What follows is a listing; give it again exactly, in its entirety.

Records from a dataset
▶

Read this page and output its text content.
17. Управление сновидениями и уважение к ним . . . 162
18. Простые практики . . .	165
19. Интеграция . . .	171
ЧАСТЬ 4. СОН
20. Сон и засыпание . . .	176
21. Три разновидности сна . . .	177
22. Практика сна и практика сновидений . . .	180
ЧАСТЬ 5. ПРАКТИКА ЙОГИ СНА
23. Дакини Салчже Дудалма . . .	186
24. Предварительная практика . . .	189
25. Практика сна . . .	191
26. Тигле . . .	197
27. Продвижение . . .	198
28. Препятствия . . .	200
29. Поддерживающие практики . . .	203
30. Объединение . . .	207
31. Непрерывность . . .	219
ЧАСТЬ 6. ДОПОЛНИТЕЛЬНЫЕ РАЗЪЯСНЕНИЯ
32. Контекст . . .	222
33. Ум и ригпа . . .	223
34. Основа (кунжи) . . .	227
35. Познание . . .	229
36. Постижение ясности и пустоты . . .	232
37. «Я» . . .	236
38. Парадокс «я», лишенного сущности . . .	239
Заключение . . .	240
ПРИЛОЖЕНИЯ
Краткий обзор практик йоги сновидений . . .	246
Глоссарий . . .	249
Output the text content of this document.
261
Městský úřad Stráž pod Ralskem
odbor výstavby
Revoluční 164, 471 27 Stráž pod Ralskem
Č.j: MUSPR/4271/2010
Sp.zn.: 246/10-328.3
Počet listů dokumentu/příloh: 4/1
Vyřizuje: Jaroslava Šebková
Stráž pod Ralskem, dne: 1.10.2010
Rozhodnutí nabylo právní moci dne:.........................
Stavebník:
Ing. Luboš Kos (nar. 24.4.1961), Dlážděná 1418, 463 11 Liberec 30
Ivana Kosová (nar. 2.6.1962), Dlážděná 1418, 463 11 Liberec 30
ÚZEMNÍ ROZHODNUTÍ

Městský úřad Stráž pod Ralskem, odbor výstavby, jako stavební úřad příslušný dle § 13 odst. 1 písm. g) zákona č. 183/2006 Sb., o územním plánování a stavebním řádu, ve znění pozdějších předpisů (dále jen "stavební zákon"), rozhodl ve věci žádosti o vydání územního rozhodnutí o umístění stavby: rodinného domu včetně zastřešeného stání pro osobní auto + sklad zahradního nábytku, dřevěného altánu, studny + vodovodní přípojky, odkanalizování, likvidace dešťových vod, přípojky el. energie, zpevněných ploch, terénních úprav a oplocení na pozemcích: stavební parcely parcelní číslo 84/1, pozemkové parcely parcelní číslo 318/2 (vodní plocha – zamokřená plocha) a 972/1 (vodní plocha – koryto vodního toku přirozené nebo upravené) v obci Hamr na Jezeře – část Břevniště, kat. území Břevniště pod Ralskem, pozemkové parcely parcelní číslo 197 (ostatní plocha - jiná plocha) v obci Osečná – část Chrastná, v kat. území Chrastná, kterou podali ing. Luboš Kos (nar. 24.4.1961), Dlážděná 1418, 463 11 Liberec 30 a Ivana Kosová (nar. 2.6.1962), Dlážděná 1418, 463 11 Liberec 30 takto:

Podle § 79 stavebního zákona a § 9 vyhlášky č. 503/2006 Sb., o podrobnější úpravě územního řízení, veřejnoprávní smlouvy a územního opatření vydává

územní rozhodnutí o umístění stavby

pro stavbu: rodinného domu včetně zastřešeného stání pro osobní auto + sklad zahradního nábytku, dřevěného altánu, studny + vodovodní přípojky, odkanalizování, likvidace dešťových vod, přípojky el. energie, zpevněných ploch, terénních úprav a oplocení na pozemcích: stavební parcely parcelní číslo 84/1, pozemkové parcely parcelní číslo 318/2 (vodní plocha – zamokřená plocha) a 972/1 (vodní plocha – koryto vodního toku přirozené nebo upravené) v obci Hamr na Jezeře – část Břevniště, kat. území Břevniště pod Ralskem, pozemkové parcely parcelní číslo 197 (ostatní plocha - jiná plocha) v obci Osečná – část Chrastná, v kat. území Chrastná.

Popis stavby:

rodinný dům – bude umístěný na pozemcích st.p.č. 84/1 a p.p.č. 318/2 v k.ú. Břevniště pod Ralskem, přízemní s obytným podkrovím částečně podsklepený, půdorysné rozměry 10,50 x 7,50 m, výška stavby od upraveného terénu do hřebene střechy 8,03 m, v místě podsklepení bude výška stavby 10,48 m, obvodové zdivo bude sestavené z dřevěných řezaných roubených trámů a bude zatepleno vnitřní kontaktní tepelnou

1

◀

Final result:
Read this page and output its text content.
17. Управление сновидениями и уважение к ним . . . 162
18. Простые практики . . .	165
19. Интеграция . . .	171
ЧАСТЬ 4. СОН
20. Сон и засыпание . . .	176
21. Три разновидности сна . . .	177
22. Практика сна и практика сновидений . . .	180
ЧАСТЬ 5. ПРАКТИКА ЙОГИ СНА
23. Дакини Салчже Дудалма . . .	186
24. Предварительная практика . . .	189
25. Практика сна . . .	191
26. Тигле . . .	197
27. Продвижение . . .	198
28. Препятствия . . .	200
29. Поддерживающие практики . . .	203
30. Объединение . . .	207
31. Непрерывность . . .	219
ЧАСТЬ 6. ДОПОЛНИТЕЛЬНЫЕ РАЗЪЯСНЕНИЯ
32. Контекст . . .	222
33. Ум и ригпа . . .	223
34. Основа (кунжи) . . .	227
35. Познание . . .	229
36. Постижение ясности и пустоты . . .	232
37. «Я» . . .	236
38. Парадокс «я», лишенного сущности . . .	239
Заключение . . .	240
ПРИЛОЖЕНИЯ
Краткий обзор практик йоги сновидений . . .	246
Глоссарий . . .	249
Output the text content of this document.
261
Městský úřad Stráž pod Ralskem
odbor výstavby
Revoluční 164, 471 27 Stráž pod Ralskem
Č.j: MUSPR/4271/2010
Sp.zn.: 246/10-328.3
Počet listů dokumentu/příloh: 4/1
Vyřizuje: Jaroslava Šebková
Stráž pod Ralskem, dne: 1.10.2010
Rozhodnutí nabylo právní moci dne:.........................
Stavebník:
Ing. Luboš Kos (nar. 24.4.1961), Dlážděná 1418, 463 11 Liberec 30
Ivana Kosová (nar. 2.6.1962), Dlážděná 1418, 463 11 Liberec 30
ÚZEMNÍ ROZHODNUTÍ

Městský úřad Stráž pod Ralskem, odbor výstavby, jako stavební úřad příslušný dle § 13 odst. 1 písm. g) zákona č. 183/2006 Sb., o územním plánování a stavebním řádu, ve znění pozdějších předpisů (dále jen "stavební zákon"), rozhodl ve věci žádosti o vydání územního rozhodnutí o umístění stavby: rodinného domu včetně zastřešeného stání pro osobní auto + sklad zahradního nábytku, dřevěného altánu, studny + vodovodní přípojky, odkanalizování, likvidace dešťových vod, přípojky el. energie, zpevněných ploch, terénních úprav a oplocení na pozemcích: stavební parcely parcelní číslo 84/1, pozemkové parcely parcelní číslo 318/2 (vodní plocha – zamokřená plocha) a 972/1 (vodní plocha – koryto vodního toku přirozené nebo upravené) v obci Hamr na Jezeře – část Břevniště, kat. území Břevniště pod Ralskem, pozemkové parcely parcelní číslo 197 (ostatní plocha - jiná plocha) v obci Osečná – část Chrastná, v kat. území Chrastná, kterou podali ing. Luboš Kos (nar. 24.4.1961), Dlážděná 1418, 463 11 Liberec 30 a Ivana Kosová (nar. 2.6.1962), Dlážděná 1418, 463 11 Liberec 30 takto:

Podle § 79 stavebního zákona a § 9 vyhlášky č. 503/2006 Sb., o podrobnější úpravě územního řízení, veřejnoprávní smlouvy a územního opatření vydává

územní rozhodnutí o umístění stavby

pro stavbu: rodinného domu včetně zastřešeného stání pro osobní auto + sklad zahradního nábytku, dřevěného altánu, studny + vodovodní přípojky, odkanalizování, likvidace dešťových vod, přípojky el. energie, zpevněných ploch, terénních úprav a oplocení na pozemcích: stavební parcely parcelní číslo 84/1, pozemkové parcely parcelní číslo 318/2 (vodní plocha – zamokřená plocha) a 972/1 (vodní plocha – koryto vodního toku přirozené nebo upravené) v obci Hamr na Jezeře – část Břevniště, kat. území Břevniště pod Ralskem, pozemkové parcely parcelní číslo 197 (ostatní plocha - jiná plocha) v obci Osečná – část Chrastná, v kat. území Chrastná.

Popis stavby:

rodinný dům – bude umístěný na pozemcích st.p.č. 84/1 a p.p.č. 318/2 v k.ú. Břevniště pod Ralskem, přízemní s obytným podkrovím částečně podsklepený, půdorysné rozměry 10,50 x 7,50 m, výška stavby od upraveného terénu do hřebene střechy 8,03 m, v místě podsklepení bude výška stavby 10,48 m, obvodové zdivo bude sestavené z dřevěných řezaných roubených trámů a bude zatepleno vnitřní kontaktní tepelnou

1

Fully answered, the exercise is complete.